▶ _Aim of the task_
Pull every line containing "szerződésre" out of the material below.

▶ _Data to process_
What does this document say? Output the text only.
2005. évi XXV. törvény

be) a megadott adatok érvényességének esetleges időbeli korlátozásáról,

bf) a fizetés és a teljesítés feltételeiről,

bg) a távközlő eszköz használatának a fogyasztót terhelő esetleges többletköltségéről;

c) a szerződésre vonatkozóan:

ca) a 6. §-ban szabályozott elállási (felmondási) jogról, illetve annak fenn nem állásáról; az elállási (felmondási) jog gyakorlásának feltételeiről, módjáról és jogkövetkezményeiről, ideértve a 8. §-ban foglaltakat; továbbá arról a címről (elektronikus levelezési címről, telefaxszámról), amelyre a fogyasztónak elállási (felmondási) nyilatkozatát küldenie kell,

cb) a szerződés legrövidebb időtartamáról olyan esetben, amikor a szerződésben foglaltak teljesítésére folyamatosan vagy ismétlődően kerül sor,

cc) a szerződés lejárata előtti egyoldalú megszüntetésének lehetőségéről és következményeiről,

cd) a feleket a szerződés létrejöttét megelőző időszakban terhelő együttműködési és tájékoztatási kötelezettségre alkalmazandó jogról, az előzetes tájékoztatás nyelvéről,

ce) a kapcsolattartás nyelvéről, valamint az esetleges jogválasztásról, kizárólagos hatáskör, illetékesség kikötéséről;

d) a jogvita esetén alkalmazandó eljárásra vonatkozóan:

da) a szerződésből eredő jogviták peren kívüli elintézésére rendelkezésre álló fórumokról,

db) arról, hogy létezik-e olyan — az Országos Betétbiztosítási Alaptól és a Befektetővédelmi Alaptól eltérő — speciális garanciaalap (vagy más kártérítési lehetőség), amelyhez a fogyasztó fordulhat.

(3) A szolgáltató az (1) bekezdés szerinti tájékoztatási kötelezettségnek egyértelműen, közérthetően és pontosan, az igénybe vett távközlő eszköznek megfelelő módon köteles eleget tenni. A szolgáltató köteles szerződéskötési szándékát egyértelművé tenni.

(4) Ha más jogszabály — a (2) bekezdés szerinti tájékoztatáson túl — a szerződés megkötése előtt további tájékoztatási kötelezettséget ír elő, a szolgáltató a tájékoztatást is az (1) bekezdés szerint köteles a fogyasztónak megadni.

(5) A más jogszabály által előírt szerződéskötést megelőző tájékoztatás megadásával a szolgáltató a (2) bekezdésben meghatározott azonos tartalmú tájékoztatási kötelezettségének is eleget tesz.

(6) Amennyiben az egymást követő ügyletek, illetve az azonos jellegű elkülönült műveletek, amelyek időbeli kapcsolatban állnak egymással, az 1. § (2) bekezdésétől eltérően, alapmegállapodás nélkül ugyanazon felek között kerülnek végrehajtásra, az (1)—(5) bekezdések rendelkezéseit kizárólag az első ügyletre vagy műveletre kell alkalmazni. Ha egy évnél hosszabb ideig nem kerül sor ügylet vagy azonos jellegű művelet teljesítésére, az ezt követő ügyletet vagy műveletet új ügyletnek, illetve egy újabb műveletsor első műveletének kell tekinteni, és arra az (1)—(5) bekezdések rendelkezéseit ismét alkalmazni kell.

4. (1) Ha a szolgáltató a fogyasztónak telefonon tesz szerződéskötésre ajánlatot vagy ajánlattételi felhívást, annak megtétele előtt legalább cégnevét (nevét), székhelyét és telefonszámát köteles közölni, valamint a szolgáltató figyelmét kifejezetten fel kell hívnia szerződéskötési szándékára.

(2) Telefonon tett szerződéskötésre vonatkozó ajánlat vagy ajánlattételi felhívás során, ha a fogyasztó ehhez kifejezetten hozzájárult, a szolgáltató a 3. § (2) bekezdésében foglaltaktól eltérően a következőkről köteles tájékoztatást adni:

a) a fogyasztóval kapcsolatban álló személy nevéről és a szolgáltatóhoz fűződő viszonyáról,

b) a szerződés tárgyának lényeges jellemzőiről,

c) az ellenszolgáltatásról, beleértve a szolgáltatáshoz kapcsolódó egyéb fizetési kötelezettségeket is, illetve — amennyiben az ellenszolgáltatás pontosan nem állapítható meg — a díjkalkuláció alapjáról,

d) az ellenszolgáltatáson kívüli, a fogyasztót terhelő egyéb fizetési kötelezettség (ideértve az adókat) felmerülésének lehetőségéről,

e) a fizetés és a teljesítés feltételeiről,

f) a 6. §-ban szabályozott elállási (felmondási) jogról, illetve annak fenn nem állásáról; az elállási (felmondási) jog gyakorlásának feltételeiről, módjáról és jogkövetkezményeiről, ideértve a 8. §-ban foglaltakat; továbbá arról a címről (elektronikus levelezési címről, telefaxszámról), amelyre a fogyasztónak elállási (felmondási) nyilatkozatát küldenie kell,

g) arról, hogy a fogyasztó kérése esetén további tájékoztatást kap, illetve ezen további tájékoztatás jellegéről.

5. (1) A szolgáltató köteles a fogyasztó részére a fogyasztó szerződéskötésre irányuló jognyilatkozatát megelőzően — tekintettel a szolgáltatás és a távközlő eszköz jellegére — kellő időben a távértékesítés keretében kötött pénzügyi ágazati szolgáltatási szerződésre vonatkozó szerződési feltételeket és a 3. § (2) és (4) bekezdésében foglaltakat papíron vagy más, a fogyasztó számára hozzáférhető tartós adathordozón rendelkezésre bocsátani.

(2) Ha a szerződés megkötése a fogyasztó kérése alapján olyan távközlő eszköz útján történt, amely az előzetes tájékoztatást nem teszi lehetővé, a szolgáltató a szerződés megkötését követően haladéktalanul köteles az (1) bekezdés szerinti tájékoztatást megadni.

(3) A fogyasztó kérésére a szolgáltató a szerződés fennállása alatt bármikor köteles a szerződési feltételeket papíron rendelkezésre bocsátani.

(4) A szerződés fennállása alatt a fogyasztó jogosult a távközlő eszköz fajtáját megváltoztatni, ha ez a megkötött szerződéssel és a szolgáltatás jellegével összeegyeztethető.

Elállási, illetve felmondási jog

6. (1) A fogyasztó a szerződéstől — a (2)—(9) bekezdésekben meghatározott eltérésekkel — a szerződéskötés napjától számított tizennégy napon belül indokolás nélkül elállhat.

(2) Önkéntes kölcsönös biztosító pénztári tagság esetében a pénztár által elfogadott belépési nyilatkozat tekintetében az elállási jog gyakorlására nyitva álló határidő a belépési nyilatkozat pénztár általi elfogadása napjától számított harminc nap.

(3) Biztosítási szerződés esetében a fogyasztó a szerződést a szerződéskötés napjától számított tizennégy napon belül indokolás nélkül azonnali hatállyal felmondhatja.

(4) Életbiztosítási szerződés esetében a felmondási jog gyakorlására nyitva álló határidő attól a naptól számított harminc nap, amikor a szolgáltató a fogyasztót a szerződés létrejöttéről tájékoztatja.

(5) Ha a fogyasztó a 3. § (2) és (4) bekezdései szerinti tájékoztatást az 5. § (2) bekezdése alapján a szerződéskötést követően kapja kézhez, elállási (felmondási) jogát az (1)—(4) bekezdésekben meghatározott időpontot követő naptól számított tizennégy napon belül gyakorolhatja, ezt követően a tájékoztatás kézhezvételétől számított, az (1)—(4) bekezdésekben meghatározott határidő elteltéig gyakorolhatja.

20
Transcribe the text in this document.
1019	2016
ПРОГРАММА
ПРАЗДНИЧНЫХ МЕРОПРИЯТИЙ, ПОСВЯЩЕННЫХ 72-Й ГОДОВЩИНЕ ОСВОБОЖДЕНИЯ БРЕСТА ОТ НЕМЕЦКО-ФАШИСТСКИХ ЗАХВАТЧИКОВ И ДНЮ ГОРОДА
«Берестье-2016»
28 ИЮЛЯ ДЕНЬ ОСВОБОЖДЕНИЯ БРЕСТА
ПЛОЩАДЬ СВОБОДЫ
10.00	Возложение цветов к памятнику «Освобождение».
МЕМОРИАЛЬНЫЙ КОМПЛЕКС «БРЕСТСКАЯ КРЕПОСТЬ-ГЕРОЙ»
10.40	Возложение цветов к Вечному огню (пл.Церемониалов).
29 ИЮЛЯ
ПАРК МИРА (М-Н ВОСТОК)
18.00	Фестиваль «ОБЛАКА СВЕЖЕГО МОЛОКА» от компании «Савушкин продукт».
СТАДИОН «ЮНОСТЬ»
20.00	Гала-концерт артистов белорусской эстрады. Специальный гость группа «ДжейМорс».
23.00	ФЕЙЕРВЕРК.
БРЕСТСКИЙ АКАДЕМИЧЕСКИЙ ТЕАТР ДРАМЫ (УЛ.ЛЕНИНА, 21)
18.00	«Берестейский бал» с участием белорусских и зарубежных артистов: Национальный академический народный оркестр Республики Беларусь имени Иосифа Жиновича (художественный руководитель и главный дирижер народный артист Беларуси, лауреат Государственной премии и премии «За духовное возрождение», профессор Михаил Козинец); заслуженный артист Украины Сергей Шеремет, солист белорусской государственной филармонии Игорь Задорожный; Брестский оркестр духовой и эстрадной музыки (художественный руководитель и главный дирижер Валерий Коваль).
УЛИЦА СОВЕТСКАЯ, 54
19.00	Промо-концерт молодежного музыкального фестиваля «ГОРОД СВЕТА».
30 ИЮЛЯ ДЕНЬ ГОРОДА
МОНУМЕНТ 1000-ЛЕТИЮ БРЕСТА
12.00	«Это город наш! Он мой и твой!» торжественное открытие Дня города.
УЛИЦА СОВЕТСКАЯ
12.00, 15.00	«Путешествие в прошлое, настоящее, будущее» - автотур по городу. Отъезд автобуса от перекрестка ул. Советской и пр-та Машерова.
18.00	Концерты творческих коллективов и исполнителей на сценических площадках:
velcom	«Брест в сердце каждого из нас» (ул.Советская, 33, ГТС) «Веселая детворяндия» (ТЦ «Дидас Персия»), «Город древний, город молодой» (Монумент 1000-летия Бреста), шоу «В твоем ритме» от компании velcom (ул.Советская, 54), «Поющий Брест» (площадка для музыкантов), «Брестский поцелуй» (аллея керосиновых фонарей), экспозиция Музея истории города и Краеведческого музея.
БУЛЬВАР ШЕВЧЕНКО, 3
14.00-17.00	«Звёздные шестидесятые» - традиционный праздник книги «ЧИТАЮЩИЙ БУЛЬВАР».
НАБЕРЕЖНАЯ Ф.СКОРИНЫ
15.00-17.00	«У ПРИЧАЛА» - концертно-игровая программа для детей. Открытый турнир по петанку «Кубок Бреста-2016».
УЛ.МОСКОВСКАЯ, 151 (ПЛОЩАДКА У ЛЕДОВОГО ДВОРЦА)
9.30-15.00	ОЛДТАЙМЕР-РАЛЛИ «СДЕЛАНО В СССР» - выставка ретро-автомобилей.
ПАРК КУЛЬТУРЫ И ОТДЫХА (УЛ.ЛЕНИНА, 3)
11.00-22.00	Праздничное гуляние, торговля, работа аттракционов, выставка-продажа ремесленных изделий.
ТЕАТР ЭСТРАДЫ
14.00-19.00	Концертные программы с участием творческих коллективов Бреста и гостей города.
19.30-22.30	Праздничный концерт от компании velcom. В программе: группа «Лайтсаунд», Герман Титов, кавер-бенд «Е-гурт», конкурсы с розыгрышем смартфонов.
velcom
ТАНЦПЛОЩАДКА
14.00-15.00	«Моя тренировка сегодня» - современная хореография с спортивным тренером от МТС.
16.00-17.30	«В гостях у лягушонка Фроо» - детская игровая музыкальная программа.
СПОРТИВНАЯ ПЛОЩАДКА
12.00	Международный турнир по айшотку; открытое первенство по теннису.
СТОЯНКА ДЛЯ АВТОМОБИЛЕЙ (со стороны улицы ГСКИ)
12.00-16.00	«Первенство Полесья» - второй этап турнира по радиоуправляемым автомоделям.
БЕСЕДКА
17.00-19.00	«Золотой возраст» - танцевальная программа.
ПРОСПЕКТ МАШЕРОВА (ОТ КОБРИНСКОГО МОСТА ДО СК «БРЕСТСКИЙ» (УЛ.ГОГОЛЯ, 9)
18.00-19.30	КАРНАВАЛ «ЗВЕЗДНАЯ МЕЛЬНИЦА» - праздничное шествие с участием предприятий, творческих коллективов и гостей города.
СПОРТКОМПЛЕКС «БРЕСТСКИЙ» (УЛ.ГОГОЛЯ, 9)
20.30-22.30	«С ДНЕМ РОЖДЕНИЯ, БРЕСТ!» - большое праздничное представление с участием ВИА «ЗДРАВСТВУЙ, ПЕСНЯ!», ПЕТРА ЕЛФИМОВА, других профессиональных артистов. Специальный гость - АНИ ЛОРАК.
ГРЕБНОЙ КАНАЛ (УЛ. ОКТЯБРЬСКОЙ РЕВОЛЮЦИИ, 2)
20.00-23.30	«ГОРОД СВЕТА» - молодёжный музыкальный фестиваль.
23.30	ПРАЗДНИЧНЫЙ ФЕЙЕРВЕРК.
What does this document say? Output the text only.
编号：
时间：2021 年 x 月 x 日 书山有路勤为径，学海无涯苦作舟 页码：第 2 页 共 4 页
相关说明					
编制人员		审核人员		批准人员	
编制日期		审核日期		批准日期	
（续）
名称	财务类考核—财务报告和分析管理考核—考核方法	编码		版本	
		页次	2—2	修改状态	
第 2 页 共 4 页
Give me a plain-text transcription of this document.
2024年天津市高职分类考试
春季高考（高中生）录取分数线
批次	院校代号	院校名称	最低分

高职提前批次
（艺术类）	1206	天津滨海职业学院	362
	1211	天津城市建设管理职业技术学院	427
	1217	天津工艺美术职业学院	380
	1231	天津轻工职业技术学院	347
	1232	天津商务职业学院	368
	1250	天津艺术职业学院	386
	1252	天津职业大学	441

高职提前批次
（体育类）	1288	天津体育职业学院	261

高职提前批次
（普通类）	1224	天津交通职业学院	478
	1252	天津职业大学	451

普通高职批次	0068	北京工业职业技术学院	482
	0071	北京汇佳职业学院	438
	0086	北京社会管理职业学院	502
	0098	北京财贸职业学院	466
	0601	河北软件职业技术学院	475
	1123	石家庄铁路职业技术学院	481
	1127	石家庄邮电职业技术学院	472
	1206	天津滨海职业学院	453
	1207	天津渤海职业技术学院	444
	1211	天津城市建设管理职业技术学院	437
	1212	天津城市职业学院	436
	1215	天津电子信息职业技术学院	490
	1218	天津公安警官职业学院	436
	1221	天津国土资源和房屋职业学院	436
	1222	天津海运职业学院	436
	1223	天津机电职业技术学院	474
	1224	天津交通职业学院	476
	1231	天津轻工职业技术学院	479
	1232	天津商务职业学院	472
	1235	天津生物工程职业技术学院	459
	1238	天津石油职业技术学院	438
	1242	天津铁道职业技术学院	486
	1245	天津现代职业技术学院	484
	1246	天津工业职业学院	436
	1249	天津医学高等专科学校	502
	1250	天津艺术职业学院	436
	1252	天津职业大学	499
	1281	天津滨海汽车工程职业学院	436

▶ _Correct response_
c) a szerződésre vonatkozóan:
5. (1) A szolgáltató köteles a fogyasztó részére a fogyasztó szerződéskötésre irányuló jognyilatkozatát megelőzően — tekintettel a szolgáltatás és a távközlő eszköz jellegére — kellő időben a távértékesítés keretében kötött pénzügyi ágazati szolgáltatási szerződésre vonatkozó szerződési feltételeket és a 3. § (2) és (4) bekezdésében foglaltakat papíron vagy más, a fogyasztó számára hozzáférhető tartós adathordozón rendelkezésre bocsátani.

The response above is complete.